**WHAT IS NEEDED**
Single out each line with the word "тамъ" and copy it.

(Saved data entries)
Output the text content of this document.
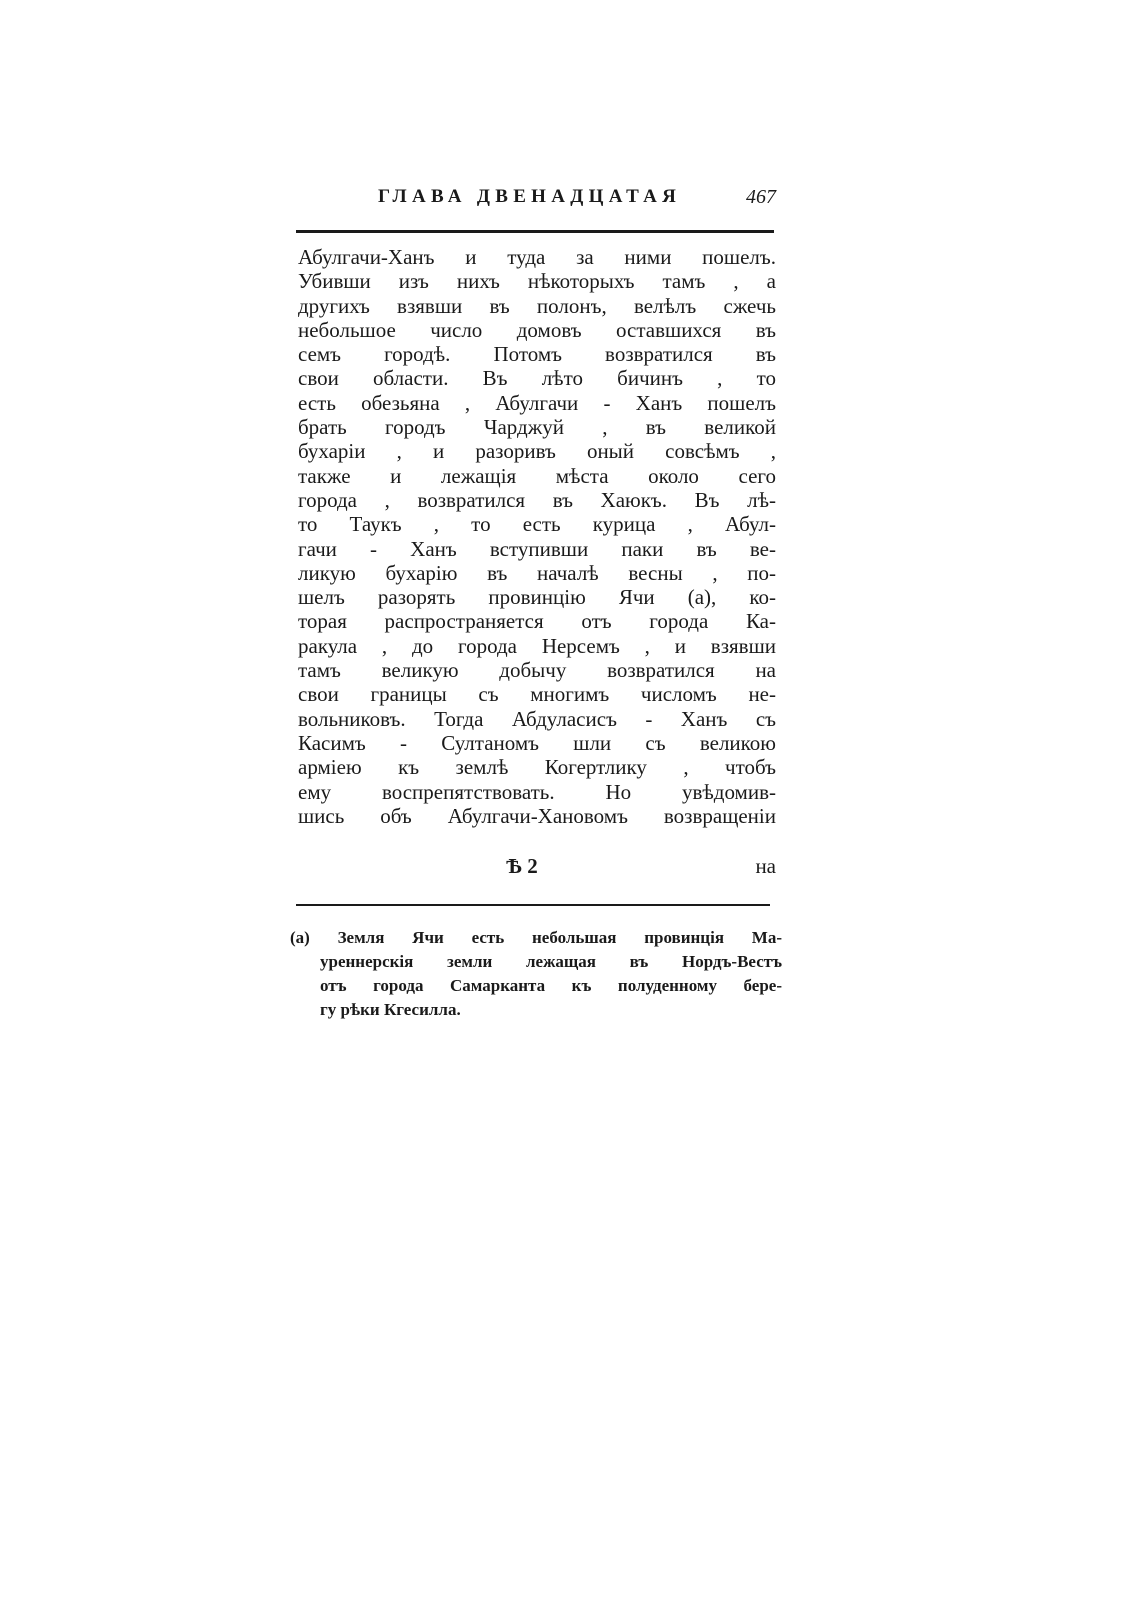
ГЛАВА ДВЕНАДЦАТАЯ	467
Абулгачи-Ханъ и туда за ними пошелъ.
Убивши изъ нихъ нѣкоторыхъ тамъ , а
другихъ взявши въ полонъ, велѣлъ сжечь
небольшое число домовъ оставшихся въ
семъ городѣ. Потомъ возвратился въ
свои области. Въ лѣто бичинъ , то
есть обезьяна , Абулгачи - Ханъ пошелъ
брать городъ Чарджуй , въ великой
бухаріи , и разоривъ оный совсѣмъ ,
также и лежащія мѣста около сего
города , возвратился въ Хаюкъ. Въ лѣ-
то Таукъ , то есть курица , Абул-
гачи - Ханъ вступивши паки въ ве-
ликую бухарію въ началѣ весны , по-
шелъ разорять провинцію Ячи (а), ко-
торая распространяется отъ города Ка-
ракула , до города Нерсемъ , и взявши
тамъ великую добычу возвратился на
свои границы съ многимъ числомъ не-
вольниковъ. Тогда Абдуласисъ - Ханъ съ
Касимъ - Султаномъ шли съ великою
арміею къ землѣ Когертлику , чтобъ
ему воспрепятствовать. Но увѣдомив-
шись объ Абулгачи-Хановомъ возвращеніи
Ѣ 2	на
(а) Земля Ячи есть небольшая провинція Ма-
уреннерскія земли лежащая въ Нордъ-Вестъ
отъ города Самарканта къ полуденному бере-
гу рѣки Кгесилла.
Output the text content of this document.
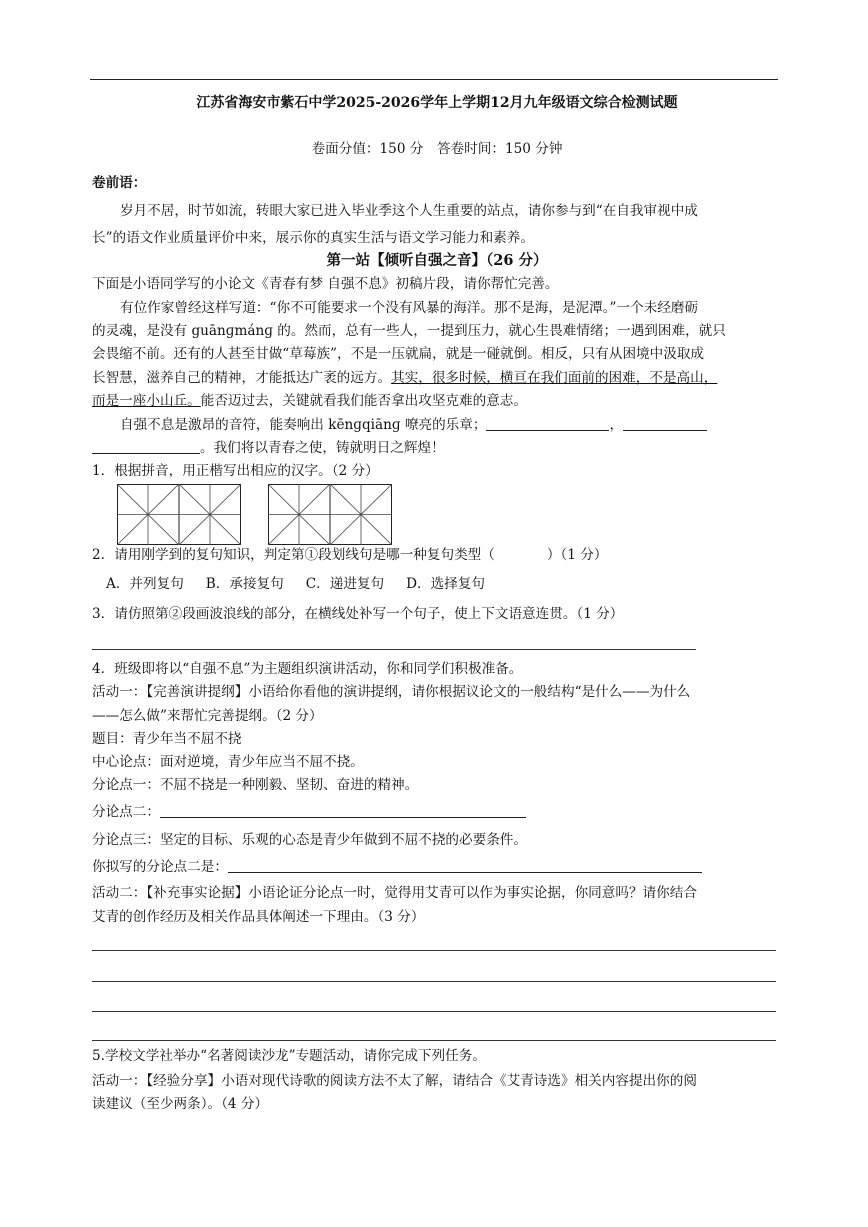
江苏省海安市紫石中学2025-2026学年上学期12月九年级语文综合检测试题
卷面分值：150 分　答卷时间：150 分钟
卷前语：
岁月不居，时节如流，转眼大家已进入毕业季这个人生重要的站点，请你参与到“在自我审视中成
长”的语文作业质量评价中来，展示你的真实生活与语文学习能力和素养。
第一站【倾听自强之音】（26 分）
下面是小语同学写的小论文《青春有梦 自强不息》初稿片段，请你帮忙完善。
有位作家曾经这样写道：“你不可能要求一个没有风暴的海洋。那不是海，是泥潭。”一个未经磨砺
的灵魂，是没有 guānɡmánɡ 的。然而，总有一些人，一提到压力，就心生畏难情绪；一遇到困难，就只
会畏缩不前。还有的人甚至甘做“草莓族”，不是一压就扁，就是一碰就倒。相反，只有从困境中汲取成
长智慧，滋养自己的精神，才能抵达广袤的远方。其实，很多时候，横亘在我们面前的困难，不是高山，
而是一座小山丘。能否迈过去，关键就看我们能否拿出攻坚克难的意志。
自强不息是激昂的音符，能奏响出 kēnɡqiānɡ 嘹亮的乐章；	，
。我们将以青春之使，铸就明日之辉煌！
1．根据拼音，用正楷写出相应的汉字。（2 分）
2．请用刚学到的复句知识，判定第①段划线句是哪一种复句类型（	）（1 分）
A．并列复句 B．承接复句 C．递进复句 D．选择复句
3．请仿照第②段画波浪线的部分，在横线处补写一个句子，使上下文语意连贯。（1 分）
4．班级即将以“自强不息”为主题组织演讲活动，你和同学们积极准备。
活动一：【完善演讲提纲】小语给你看他的演讲提纲，请你根据议论文的一般结构“是什么——为什么
——怎么做”来帮忙完善提纲。（2 分）
题目：青少年当不屈不挠
中心论点：面对逆境，青少年应当不屈不挠。
分论点一：不屈不挠是一种刚毅、坚韧、奋进的精神。
分论点二：
分论点三：坚定的目标、乐观的心态是青少年做到不屈不挠的必要条件。
你拟写的分论点二是：
活动二：【补充事实论据】小语论证分论点一时，觉得用艾青可以作为事实论据，你同意吗？请你结合
艾青的创作经历及相关作品具体阐述一下理由。（3 分）
5.学校文学社举办“名著阅读沙龙”专题活动，请你完成下列任务。
活动一：【经验分享】小语对现代诗歌的阅读方法不太了解，请结合《艾青诗选》相关内容提出你的阅
读建议（至少两条）。（4 分）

**SOLUTION FOR THIS PROBLEM**
Убивши изъ нихъ нѣкоторыхъ тамъ , а
тамъ великую добычу возвратился на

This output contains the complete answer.